§ What you are asked to do: Leave out the pictures and return every entry exactly as it appears.

§ Supplied data:

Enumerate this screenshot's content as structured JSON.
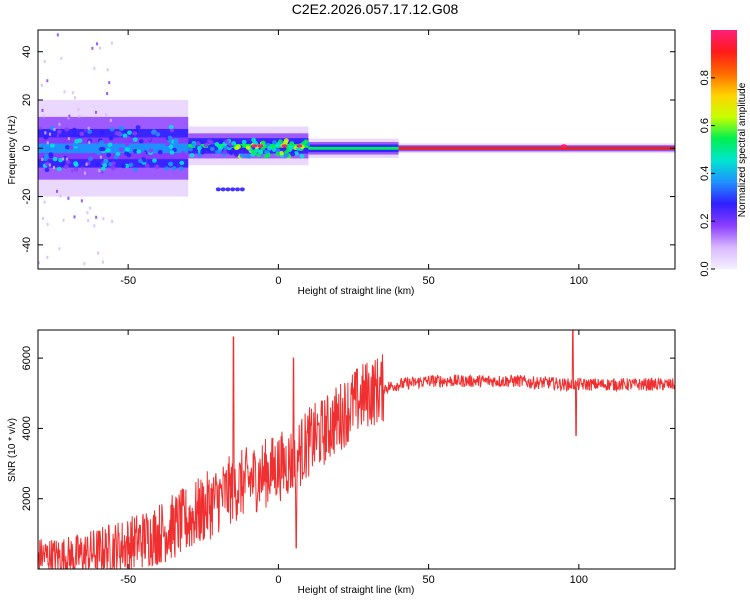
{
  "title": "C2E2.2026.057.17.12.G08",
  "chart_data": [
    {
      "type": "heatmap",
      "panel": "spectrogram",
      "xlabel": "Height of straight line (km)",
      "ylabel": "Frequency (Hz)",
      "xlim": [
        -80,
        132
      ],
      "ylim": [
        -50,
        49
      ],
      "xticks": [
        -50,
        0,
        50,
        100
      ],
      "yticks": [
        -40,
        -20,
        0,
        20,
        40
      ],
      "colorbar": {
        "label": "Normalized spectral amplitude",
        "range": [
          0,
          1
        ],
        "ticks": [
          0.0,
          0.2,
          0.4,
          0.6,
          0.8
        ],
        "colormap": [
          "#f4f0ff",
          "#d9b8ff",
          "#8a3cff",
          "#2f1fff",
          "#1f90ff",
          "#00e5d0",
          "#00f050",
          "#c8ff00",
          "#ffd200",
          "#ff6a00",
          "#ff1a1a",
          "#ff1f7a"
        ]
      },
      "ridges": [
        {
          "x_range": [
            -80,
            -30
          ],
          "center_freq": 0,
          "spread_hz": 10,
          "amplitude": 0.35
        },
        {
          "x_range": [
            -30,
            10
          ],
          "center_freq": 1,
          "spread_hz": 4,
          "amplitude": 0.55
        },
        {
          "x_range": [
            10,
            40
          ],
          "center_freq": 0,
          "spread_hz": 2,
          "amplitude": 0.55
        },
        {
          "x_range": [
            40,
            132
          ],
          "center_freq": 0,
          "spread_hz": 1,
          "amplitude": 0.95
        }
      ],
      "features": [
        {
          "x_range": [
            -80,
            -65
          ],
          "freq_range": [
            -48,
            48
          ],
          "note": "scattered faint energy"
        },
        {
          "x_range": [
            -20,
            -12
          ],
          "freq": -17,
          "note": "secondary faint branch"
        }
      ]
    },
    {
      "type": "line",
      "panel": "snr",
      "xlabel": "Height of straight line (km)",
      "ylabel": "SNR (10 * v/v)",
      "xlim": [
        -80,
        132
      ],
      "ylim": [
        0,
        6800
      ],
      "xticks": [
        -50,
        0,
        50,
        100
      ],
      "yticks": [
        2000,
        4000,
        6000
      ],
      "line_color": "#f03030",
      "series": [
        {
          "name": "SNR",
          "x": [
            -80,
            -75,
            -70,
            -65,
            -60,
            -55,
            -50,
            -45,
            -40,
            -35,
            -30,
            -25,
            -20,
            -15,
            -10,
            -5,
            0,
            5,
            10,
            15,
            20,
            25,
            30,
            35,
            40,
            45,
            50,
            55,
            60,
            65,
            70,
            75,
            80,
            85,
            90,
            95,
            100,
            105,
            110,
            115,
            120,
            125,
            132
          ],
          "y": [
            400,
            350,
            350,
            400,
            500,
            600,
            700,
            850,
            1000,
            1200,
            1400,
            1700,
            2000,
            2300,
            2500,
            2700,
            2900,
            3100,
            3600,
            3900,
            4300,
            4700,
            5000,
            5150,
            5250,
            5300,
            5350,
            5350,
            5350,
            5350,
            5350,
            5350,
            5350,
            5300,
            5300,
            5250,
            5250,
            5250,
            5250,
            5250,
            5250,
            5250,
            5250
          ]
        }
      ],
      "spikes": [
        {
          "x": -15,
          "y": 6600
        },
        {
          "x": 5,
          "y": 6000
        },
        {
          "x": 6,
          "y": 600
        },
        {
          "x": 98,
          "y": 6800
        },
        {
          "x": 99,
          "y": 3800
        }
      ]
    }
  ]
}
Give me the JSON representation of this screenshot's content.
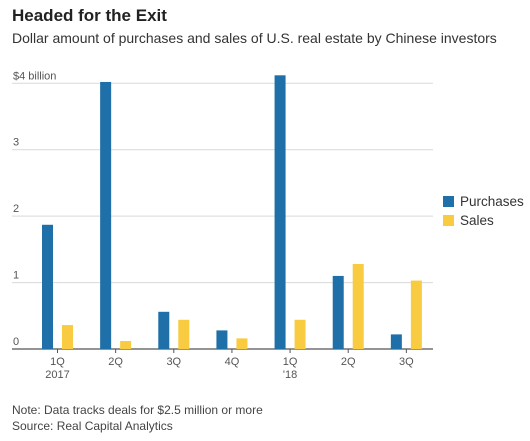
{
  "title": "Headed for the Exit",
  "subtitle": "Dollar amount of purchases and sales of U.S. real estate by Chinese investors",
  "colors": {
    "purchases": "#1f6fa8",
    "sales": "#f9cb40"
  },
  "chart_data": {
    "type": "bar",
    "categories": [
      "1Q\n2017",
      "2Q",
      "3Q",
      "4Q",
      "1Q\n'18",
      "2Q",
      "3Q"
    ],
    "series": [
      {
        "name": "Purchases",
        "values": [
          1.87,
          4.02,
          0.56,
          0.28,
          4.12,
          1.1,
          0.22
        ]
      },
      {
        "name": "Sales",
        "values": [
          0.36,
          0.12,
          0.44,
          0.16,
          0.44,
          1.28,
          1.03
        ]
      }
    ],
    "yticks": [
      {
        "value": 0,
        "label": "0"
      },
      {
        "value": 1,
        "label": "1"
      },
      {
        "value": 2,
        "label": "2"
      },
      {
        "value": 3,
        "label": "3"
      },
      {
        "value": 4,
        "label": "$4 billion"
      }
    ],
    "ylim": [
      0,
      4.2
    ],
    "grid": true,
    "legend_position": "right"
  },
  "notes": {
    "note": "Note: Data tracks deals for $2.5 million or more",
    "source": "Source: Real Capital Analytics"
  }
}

§ Solution for this task:
Enumerate this screenshot's content as structured JSON.
{
  "title": "C2E2.2026.057.17.12.G08",
  "chart_data": [
    {
      "type": "heatmap",
      "panel": "spectrogram",
      "xlabel": "Height of straight line (km)",
      "ylabel": "Frequency (Hz)",
      "xlim": [
        -80,
        132
      ],
      "ylim": [
        -50,
        49
      ],
      "xticks": [
        -50,
        0,
        50,
        100
      ],
      "yticks": [
        -40,
        -20,
        0,
        20,
        40
      ],
      "colorbar": {
        "label": "Normalized spectral amplitude",
        "range": [
          0,
          1
        ],
        "ticks": [
          0.0,
          0.2,
          0.4,
          0.6,
          0.8
        ],
        "colormap": [
          "#f4f0ff",
          "#d9b8ff",
          "#8a3cff",
          "#2f1fff",
          "#1f90ff",
          "#00e5d0",
          "#00f050",
          "#c8ff00",
          "#ffd200",
          "#ff6a00",
          "#ff1a1a",
          "#ff1f7a"
        ]
      },
      "ridges": [
        {
          "x_range": [
            -80,
            -30
          ],
          "center_freq": 0,
          "spread_hz": 10,
          "amplitude": 0.35
        },
        {
          "x_range": [
            -30,
            10
          ],
          "center_freq": 1,
          "spread_hz": 4,
          "amplitude": 0.55
        },
        {
          "x_range": [
            10,
            40
          ],
          "center_freq": 0,
          "spread_hz": 2,
          "amplitude": 0.55
        },
        {
          "x_range": [
            40,
            132
          ],
          "center_freq": 0,
          "spread_hz": 1,
          "amplitude": 0.95
        }
      ],
      "features": [
        {
          "x_range": [
            -80,
            -65
          ],
          "freq_range": [
            -48,
            48
          ],
          "note": "scattered faint energy"
        },
        {
          "x_range": [
            -20,
            -12
          ],
          "freq": -17,
          "note": "secondary faint branch"
        }
      ]
    },
    {
      "type": "line",
      "panel": "snr",
      "xlabel": "Height of straight line (km)",
      "ylabel": "SNR (10 * v/v)",
      "xlim": [
        -80,
        132
      ],
      "ylim": [
        0,
        6800
      ],
      "xticks": [
        -50,
        0,
        50,
        100
      ],
      "yticks": [
        2000,
        4000,
        6000
      ],
      "line_color": "#f03030",
      "series": [
        {
          "name": "SNR",
          "x": [
            -80,
            -75,
            -70,
            -65,
            -60,
            -55,
            -50,
            -45,
            -40,
            -35,
            -30,
            -25,
            -20,
            -15,
            -10,
            -5,
            0,
            5,
            10,
            15,
            20,
            25,
            30,
            35,
            40,
            45,
            50,
            55,
            60,
            65,
            70,
            75,
            80,
            85,
            90,
            95,
            100,
            105,
            110,
            115,
            120,
            125,
            132
          ],
          "y": [
            400,
            350,
            350,
            400,
            500,
            600,
            700,
            850,
            1000,
            1200,
            1400,
            1700,
            2000,
            2300,
            2500,
            2700,
            2900,
            3100,
            3600,
            3900,
            4300,
            4700,
            5000,
            5150,
            5250,
            5300,
            5350,
            5350,
            5350,
            5350,
            5350,
            5350,
            5350,
            5300,
            5300,
            5250,
            5250,
            5250,
            5250,
            5250,
            5250,
            5250,
            5250
          ]
        }
      ],
      "spikes": [
        {
          "x": -15,
          "y": 6600
        },
        {
          "x": 5,
          "y": 6000
        },
        {
          "x": 6,
          "y": 600
        },
        {
          "x": 98,
          "y": 6800
        },
        {
          "x": 99,
          "y": 3800
        }
      ]
    }
  ]
}
Give me the JSON representation of this screenshot's content.
{
  "title": "Headed for the Exit",
  "subtitle": "Dollar amount of purchases and sales of U.S. real estate by Chinese investors",
  "colors": {
    "purchases": "#1f6fa8",
    "sales": "#f9cb40"
  },
  "chart_data": {
    "type": "bar",
    "categories": [
      "1Q\n2017",
      "2Q",
      "3Q",
      "4Q",
      "1Q\n'18",
      "2Q",
      "3Q"
    ],
    "series": [
      {
        "name": "Purchases",
        "values": [
          1.87,
          4.02,
          0.56,
          0.28,
          4.12,
          1.1,
          0.22
        ]
      },
      {
        "name": "Sales",
        "values": [
          0.36,
          0.12,
          0.44,
          0.16,
          0.44,
          1.28,
          1.03
        ]
      }
    ],
    "yticks": [
      {
        "value": 0,
        "label": "0"
      },
      {
        "value": 1,
        "label": "1"
      },
      {
        "value": 2,
        "label": "2"
      },
      {
        "value": 3,
        "label": "3"
      },
      {
        "value": 4,
        "label": "$4 billion"
      }
    ],
    "ylim": [
      0,
      4.2
    ],
    "grid": true,
    "legend_position": "right"
  },
  "notes": {
    "note": "Note: Data tracks deals for $2.5 million or more",
    "source": "Source: Real Capital Analytics"
  }
}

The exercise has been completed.